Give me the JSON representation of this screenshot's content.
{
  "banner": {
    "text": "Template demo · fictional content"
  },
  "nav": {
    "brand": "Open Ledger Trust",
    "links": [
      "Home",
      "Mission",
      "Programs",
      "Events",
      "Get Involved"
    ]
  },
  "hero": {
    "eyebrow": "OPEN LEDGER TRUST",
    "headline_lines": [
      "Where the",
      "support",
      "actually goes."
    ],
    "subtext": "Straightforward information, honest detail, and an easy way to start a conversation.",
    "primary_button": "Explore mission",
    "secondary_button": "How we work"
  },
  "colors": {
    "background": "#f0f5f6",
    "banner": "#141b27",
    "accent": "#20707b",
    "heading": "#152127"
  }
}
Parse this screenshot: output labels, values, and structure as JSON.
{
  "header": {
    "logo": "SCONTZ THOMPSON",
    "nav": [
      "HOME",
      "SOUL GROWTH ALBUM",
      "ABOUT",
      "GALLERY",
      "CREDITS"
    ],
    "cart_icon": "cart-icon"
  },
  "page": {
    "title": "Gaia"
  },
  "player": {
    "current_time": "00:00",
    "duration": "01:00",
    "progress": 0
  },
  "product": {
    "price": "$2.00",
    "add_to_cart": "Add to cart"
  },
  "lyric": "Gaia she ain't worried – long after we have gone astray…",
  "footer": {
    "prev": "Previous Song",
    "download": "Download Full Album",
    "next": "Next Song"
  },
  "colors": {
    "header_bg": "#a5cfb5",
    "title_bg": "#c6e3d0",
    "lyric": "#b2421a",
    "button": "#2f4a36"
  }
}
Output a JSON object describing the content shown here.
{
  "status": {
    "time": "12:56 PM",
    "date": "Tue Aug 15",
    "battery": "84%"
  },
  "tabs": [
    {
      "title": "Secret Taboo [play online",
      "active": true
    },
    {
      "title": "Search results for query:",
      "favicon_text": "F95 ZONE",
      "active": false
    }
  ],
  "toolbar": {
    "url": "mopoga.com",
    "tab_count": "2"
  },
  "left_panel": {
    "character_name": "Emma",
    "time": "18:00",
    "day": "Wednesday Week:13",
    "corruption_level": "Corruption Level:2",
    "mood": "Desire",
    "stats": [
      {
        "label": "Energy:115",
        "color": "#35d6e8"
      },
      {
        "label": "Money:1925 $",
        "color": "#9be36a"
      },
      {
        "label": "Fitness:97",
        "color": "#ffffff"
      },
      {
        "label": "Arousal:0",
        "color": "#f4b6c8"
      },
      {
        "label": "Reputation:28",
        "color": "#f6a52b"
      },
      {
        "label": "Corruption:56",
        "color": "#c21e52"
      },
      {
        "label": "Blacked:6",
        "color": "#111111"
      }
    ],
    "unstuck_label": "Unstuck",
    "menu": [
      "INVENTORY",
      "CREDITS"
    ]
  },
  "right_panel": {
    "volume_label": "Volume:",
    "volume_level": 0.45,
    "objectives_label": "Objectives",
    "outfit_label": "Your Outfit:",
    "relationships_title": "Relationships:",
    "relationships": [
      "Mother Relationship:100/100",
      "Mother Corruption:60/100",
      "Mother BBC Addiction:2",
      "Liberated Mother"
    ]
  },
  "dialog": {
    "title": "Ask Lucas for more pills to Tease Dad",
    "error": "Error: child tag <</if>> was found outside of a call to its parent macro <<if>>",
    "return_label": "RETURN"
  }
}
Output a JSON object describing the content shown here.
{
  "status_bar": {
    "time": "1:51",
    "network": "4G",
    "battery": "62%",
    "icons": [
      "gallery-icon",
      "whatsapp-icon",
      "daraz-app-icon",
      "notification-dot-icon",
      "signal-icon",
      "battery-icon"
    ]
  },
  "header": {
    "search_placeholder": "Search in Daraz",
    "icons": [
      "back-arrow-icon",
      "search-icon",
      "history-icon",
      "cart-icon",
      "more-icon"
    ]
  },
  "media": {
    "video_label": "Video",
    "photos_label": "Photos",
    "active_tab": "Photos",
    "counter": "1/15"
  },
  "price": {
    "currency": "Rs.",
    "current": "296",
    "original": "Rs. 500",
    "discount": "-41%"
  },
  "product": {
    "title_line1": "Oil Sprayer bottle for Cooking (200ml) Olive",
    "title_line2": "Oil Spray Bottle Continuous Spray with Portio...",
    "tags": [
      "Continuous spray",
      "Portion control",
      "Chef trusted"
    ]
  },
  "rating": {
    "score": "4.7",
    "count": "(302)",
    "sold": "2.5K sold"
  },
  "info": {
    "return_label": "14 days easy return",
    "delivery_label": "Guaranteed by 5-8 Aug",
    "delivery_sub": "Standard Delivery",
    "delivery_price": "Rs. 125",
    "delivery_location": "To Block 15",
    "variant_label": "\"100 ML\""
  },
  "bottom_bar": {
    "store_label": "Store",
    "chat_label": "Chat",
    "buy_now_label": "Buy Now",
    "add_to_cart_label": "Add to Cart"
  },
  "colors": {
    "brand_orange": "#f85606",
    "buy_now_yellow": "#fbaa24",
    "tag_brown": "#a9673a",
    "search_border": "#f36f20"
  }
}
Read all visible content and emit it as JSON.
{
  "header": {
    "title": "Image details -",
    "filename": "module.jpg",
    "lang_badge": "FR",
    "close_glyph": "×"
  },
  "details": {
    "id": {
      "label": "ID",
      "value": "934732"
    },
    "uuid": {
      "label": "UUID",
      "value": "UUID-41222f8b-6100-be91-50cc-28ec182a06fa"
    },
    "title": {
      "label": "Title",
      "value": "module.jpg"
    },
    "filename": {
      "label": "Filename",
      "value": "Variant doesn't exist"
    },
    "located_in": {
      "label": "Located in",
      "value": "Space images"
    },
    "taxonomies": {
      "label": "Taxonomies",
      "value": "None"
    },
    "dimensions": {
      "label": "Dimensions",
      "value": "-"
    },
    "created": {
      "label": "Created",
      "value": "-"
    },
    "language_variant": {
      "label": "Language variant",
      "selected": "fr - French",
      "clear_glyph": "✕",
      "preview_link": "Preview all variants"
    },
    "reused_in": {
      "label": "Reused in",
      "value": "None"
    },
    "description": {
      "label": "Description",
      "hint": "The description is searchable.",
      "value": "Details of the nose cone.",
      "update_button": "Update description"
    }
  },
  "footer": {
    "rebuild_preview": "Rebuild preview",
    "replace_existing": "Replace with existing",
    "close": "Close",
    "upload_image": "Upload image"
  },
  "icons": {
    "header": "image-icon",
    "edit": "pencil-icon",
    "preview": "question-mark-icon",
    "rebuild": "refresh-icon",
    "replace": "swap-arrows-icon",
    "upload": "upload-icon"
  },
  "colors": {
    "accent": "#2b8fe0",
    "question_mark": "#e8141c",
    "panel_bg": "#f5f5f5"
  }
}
────
### [DIRECTIONS FOR THIS TASK]
Faithfully copy every entry, leaving nothing out.

### [ANSWER FOR THIS EXERCISE]
Give me the JSON representation of this screenshot's content.
{
  "banner": {
    "text": "Template demo · fictional content"
  },
  "nav": {
    "brand": "Open Ledger Trust",
    "links": [
      "Home",
      "Mission",
      "Programs",
      "Events",
      "Get Involved"
    ]
  },
  "hero": {
    "eyebrow": "OPEN LEDGER TRUST",
    "headline_lines": [
      "Where the",
      "support",
      "actually goes."
    ],
    "subtext": "Straightforward information, honest detail, and an easy way to start a conversation.",
    "primary_button": "Explore mission",
    "secondary_button": "How we work"
  },
  "colors": {
    "background": "#f0f5f6",
    "banner": "#141b27",
    "accent": "#20707b",
    "heading": "#152127"
  }
}
Parse this screenshot: output labels, values, and structure as JSON.
{
  "header": {
    "logo": "SCONTZ THOMPSON",
    "nav": [
      "HOME",
      "SOUL GROWTH ALBUM",
      "ABOUT",
      "GALLERY",
      "CREDITS"
    ],
    "cart_icon": "cart-icon"
  },
  "page": {
    "title": "Gaia"
  },
  "player": {
    "current_time": "00:00",
    "duration": "01:00",
    "progress": 0
  },
  "product": {
    "price": "$2.00",
    "add_to_cart": "Add to cart"
  },
  "lyric": "Gaia she ain't worried – long after we have gone astray…",
  "footer": {
    "prev": "Previous Song",
    "download": "Download Full Album",
    "next": "Next Song"
  },
  "colors": {
    "header_bg": "#a5cfb5",
    "title_bg": "#c6e3d0",
    "lyric": "#b2421a",
    "button": "#2f4a36"
  }
}
Output a JSON object describing the content shown here.
{
  "status": {
    "time": "12:56 PM",
    "date": "Tue Aug 15",
    "battery": "84%"
  },
  "tabs": [
    {
      "title": "Secret Taboo [play online",
      "active": true
    },
    {
      "title": "Search results for query:",
      "favicon_text": "F95 ZONE",
      "active": false
    }
  ],
  "toolbar": {
    "url": "mopoga.com",
    "tab_count": "2"
  },
  "left_panel": {
    "character_name": "Emma",
    "time": "18:00",
    "day": "Wednesday Week:13",
    "corruption_level": "Corruption Level:2",
    "mood": "Desire",
    "stats": [
      {
        "label": "Energy:115",
        "color": "#35d6e8"
      },
      {
        "label": "Money:1925 $",
        "color": "#9be36a"
      },
      {
        "label": "Fitness:97",
        "color": "#ffffff"
      },
      {
        "label": "Arousal:0",
        "color": "#f4b6c8"
      },
      {
        "label": "Reputation:28",
        "color": "#f6a52b"
      },
      {
        "label": "Corruption:56",
        "color": "#c21e52"
      },
      {
        "label": "Blacked:6",
        "color": "#111111"
      }
    ],
    "unstuck_label": "Unstuck",
    "menu": [
      "INVENTORY",
      "CREDITS"
    ]
  },
  "right_panel": {
    "volume_label": "Volume:",
    "volume_level": 0.45,
    "objectives_label": "Objectives",
    "outfit_label": "Your Outfit:",
    "relationships_title": "Relationships:",
    "relationships": [
      "Mother Relationship:100/100",
      "Mother Corruption:60/100",
      "Mother BBC Addiction:2",
      "Liberated Mother"
    ]
  },
  "dialog": {
    "title": "Ask Lucas for more pills to Tease Dad",
    "error": "Error: child tag <</if>> was found outside of a call to its parent macro <<if>>",
    "return_label": "RETURN"
  }
}
Output a JSON object describing the content shown here.
{
  "status_bar": {
    "time": "1:51",
    "network": "4G",
    "battery": "62%",
    "icons": [
      "gallery-icon",
      "whatsapp-icon",
      "daraz-app-icon",
      "notification-dot-icon",
      "signal-icon",
      "battery-icon"
    ]
  },
  "header": {
    "search_placeholder": "Search in Daraz",
    "icons": [
      "back-arrow-icon",
      "search-icon",
      "history-icon",
      "cart-icon",
      "more-icon"
    ]
  },
  "media": {
    "video_label": "Video",
    "photos_label": "Photos",
    "active_tab": "Photos",
    "counter": "1/15"
  },
  "price": {
    "currency": "Rs.",
    "current": "296",
    "original": "Rs. 500",
    "discount": "-41%"
  },
  "product": {
    "title_line1": "Oil Sprayer bottle for Cooking (200ml) Olive",
    "title_line2": "Oil Spray Bottle Continuous Spray with Portio...",
    "tags": [
      "Continuous spray",
      "Portion control",
      "Chef trusted"
    ]
  },
  "rating": {
    "score": "4.7",
    "count": "(302)",
    "sold": "2.5K sold"
  },
  "info": {
    "return_label": "14 days easy return",
    "delivery_label": "Guaranteed by 5-8 Aug",
    "delivery_sub": "Standard Delivery",
    "delivery_price": "Rs. 125",
    "delivery_location": "To Block 15",
    "variant_label": "\"100 ML\""
  },
  "bottom_bar": {
    "store_label": "Store",
    "chat_label": "Chat",
    "buy_now_label": "Buy Now",
    "add_to_cart_label": "Add to Cart"
  },
  "colors": {
    "brand_orange": "#f85606",
    "buy_now_yellow": "#fbaa24",
    "tag_brown": "#a9673a",
    "search_border": "#f36f20"
  }
}
Read all visible content and emit it as JSON.
{
  "header": {
    "title": "Image details -",
    "filename": "module.jpg",
    "lang_badge": "FR",
    "close_glyph": "×"
  },
  "details": {
    "id": {
      "label": "ID",
      "value": "934732"
    },
    "uuid": {
      "label": "UUID",
      "value": "UUID-41222f8b-6100-be91-50cc-28ec182a06fa"
    },
    "title": {
      "label": "Title",
      "value": "module.jpg"
    },
    "filename": {
      "label": "Filename",
      "value": "Variant doesn't exist"
    },
    "located_in": {
      "label": "Located in",
      "value": "Space images"
    },
    "taxonomies": {
      "label": "Taxonomies",
      "value": "None"
    },
    "dimensions": {
      "label": "Dimensions",
      "value": "-"
    },
    "created": {
      "label": "Created",
      "value": "-"
    },
    "language_variant": {
      "label": "Language variant",
      "selected": "fr - French",
      "clear_glyph": "✕",
      "preview_link": "Preview all variants"
    },
    "reused_in": {
      "label": "Reused in",
      "value": "None"
    },
    "description": {
      "label": "Description",
      "hint": "The description is searchable.",
      "value": "Details of the nose cone.",
      "update_button": "Update description"
    }
  },
  "footer": {
    "rebuild_preview": "Rebuild preview",
    "replace_existing": "Replace with existing",
    "close": "Close",
    "upload_image": "Upload image"
  },
  "icons": {
    "header": "image-icon",
    "edit": "pencil-icon",
    "preview": "question-mark-icon",
    "rebuild": "refresh-icon",
    "replace": "swap-arrows-icon",
    "upload": "upload-icon"
  },
  "colors": {
    "accent": "#2b8fe0",
    "question_mark": "#e8141c",
    "panel_bg": "#f5f5f5"
  }
}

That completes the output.